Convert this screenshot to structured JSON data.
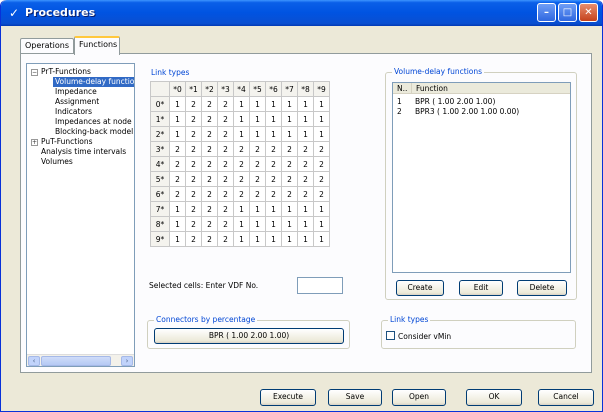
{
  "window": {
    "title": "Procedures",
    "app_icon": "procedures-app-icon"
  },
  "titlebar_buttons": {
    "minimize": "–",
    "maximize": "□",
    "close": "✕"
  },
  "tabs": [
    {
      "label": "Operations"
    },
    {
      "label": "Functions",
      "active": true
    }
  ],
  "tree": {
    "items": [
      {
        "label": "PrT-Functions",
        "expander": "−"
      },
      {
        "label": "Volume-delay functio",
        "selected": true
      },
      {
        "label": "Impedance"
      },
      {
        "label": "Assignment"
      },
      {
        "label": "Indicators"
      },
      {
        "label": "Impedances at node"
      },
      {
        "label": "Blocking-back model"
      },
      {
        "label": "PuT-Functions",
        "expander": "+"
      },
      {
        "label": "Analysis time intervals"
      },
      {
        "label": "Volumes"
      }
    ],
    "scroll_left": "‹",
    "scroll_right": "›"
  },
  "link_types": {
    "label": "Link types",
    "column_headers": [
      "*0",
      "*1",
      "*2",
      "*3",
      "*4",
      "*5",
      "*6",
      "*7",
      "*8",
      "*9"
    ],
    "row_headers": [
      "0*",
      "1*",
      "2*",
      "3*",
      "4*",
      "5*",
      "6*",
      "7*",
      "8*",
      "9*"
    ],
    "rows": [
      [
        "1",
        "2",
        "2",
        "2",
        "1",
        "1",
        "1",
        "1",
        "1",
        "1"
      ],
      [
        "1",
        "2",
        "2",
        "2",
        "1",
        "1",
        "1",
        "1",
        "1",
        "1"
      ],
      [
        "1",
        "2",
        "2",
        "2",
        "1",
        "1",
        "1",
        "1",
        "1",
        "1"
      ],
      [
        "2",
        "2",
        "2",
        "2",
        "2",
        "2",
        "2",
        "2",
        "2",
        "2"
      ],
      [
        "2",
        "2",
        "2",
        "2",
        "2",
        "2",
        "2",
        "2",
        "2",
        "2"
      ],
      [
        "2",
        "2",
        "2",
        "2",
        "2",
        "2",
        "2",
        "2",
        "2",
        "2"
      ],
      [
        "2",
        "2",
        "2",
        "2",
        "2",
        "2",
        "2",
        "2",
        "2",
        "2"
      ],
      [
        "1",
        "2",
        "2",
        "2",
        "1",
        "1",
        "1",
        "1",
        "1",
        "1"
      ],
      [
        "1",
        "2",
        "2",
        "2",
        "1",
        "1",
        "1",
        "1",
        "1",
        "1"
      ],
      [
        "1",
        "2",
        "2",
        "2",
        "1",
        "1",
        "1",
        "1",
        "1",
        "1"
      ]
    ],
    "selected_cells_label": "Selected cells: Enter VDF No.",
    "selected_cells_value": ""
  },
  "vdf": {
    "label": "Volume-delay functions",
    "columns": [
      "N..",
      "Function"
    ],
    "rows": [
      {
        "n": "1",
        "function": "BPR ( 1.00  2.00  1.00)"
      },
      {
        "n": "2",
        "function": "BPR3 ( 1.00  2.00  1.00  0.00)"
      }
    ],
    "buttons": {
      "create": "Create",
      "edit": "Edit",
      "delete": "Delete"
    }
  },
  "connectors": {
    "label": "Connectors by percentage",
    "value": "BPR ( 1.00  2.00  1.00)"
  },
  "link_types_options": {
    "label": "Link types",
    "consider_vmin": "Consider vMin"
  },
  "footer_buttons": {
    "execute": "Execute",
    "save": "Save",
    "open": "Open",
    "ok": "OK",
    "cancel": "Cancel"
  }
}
....
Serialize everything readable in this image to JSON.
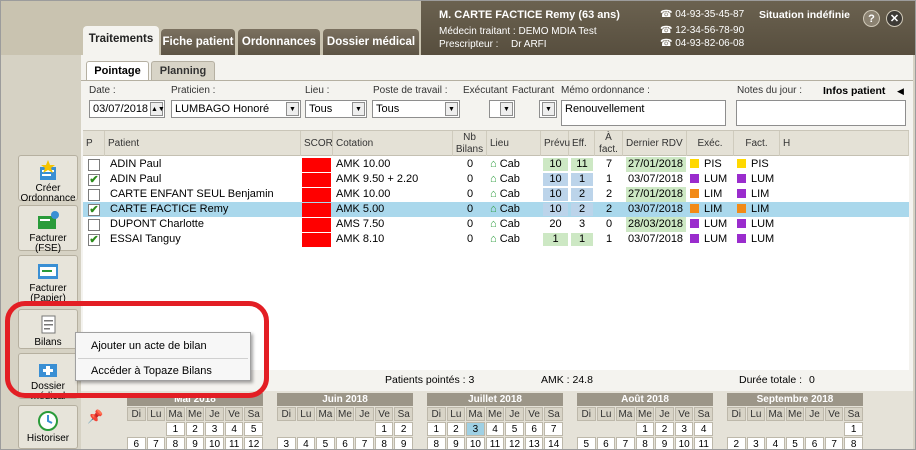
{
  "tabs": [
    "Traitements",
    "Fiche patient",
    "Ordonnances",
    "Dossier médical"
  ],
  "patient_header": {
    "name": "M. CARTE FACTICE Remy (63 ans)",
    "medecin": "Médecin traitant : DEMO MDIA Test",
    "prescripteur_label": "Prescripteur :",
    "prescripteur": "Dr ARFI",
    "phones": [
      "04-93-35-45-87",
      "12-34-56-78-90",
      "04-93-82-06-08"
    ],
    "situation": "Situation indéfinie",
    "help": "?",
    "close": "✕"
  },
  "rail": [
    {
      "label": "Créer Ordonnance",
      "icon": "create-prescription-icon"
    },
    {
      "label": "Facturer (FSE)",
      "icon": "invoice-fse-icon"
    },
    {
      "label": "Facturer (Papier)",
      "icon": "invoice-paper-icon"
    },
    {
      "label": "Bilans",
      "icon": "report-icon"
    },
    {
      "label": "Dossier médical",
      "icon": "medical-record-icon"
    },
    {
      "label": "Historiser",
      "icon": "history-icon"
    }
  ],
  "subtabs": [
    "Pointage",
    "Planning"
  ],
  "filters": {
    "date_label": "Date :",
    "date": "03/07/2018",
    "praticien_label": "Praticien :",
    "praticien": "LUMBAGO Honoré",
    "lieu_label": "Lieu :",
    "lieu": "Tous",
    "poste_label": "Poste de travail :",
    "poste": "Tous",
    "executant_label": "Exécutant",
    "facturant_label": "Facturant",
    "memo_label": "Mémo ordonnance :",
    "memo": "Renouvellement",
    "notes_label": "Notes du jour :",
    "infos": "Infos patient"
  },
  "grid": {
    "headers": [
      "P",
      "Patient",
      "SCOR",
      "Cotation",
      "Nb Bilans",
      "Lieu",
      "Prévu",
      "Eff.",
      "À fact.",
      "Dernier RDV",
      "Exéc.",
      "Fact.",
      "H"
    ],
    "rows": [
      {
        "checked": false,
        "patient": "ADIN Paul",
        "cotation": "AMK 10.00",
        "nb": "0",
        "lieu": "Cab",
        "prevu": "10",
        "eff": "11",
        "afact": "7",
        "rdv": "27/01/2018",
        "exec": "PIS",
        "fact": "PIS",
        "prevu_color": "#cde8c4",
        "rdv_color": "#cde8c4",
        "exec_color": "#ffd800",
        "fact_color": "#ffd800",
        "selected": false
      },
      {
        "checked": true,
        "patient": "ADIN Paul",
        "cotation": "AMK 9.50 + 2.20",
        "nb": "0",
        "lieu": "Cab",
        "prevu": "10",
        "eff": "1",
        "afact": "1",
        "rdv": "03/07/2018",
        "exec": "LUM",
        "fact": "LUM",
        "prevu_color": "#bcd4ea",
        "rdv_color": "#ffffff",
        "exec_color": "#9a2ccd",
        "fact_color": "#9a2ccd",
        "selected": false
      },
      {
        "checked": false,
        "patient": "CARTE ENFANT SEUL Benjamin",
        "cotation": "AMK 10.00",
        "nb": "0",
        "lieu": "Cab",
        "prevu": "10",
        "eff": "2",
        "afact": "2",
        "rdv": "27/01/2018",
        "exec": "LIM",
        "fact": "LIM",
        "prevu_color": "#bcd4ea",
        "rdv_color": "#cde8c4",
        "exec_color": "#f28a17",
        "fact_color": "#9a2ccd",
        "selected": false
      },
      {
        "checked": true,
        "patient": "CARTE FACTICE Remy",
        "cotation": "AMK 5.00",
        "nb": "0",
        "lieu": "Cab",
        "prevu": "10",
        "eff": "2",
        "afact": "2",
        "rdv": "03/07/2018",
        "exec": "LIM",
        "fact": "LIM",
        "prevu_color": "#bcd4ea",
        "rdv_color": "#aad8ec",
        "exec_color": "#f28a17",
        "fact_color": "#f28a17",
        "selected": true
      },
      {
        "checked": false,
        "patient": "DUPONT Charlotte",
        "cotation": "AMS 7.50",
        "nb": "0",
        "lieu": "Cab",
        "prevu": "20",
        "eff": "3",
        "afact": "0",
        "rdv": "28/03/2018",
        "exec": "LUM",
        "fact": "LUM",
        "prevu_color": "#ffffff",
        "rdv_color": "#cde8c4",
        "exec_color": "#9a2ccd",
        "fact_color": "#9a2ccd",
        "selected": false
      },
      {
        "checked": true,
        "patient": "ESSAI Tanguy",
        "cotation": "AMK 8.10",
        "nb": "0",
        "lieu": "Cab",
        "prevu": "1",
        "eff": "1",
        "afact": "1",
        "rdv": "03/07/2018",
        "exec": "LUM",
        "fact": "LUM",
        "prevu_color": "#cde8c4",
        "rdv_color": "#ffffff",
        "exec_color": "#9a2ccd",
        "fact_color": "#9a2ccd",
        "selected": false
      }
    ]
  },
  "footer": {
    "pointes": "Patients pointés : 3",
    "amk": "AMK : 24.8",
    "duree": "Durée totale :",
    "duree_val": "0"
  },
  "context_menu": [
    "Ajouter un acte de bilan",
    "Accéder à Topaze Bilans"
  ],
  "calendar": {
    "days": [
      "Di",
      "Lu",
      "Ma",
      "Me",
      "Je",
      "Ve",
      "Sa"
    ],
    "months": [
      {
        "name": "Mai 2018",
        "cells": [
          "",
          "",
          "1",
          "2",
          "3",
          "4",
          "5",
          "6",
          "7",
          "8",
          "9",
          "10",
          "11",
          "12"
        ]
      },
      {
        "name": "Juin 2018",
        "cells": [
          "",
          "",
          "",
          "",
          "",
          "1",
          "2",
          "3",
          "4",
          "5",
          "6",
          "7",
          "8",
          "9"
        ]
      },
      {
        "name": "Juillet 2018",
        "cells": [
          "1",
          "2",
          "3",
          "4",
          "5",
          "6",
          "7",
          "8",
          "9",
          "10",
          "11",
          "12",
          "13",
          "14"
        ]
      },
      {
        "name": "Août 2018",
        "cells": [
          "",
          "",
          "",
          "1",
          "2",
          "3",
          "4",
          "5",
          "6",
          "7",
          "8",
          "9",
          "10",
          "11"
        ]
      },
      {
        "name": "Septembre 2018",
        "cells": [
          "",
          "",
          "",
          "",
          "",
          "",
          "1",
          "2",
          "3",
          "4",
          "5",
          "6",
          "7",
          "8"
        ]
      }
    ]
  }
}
....
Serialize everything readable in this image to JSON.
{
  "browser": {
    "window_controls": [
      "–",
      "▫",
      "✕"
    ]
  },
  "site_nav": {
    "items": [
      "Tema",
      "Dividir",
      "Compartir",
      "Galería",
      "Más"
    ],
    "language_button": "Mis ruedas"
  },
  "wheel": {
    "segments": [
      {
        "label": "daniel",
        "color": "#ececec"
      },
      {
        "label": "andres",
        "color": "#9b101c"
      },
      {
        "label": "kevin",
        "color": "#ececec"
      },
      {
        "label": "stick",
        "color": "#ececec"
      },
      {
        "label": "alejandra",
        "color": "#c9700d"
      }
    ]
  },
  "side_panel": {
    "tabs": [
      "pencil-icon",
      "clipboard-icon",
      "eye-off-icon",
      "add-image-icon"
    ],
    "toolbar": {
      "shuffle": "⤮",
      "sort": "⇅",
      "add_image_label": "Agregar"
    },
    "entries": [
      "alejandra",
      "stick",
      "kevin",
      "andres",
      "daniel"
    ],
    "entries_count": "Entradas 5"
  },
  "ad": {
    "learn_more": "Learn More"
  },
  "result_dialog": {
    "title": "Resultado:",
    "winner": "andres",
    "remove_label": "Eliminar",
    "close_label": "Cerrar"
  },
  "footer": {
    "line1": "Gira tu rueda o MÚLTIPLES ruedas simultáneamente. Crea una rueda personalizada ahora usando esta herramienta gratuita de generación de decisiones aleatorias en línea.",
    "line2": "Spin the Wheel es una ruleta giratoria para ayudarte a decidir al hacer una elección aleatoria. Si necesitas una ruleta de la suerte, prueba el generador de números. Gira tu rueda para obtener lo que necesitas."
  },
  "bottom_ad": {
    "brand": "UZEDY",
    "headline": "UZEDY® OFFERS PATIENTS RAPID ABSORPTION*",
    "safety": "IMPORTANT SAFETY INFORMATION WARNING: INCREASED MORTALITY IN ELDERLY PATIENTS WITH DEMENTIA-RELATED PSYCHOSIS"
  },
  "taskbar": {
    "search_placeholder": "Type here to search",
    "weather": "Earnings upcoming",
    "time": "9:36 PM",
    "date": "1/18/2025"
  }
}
....
### What is being asked
Go through the records above and copy every line holding the word "FACTICE".

### Task output
    "name": "M. CARTE FACTICE Remy (63 ans)",
        "patient": "CARTE FACTICE Remy",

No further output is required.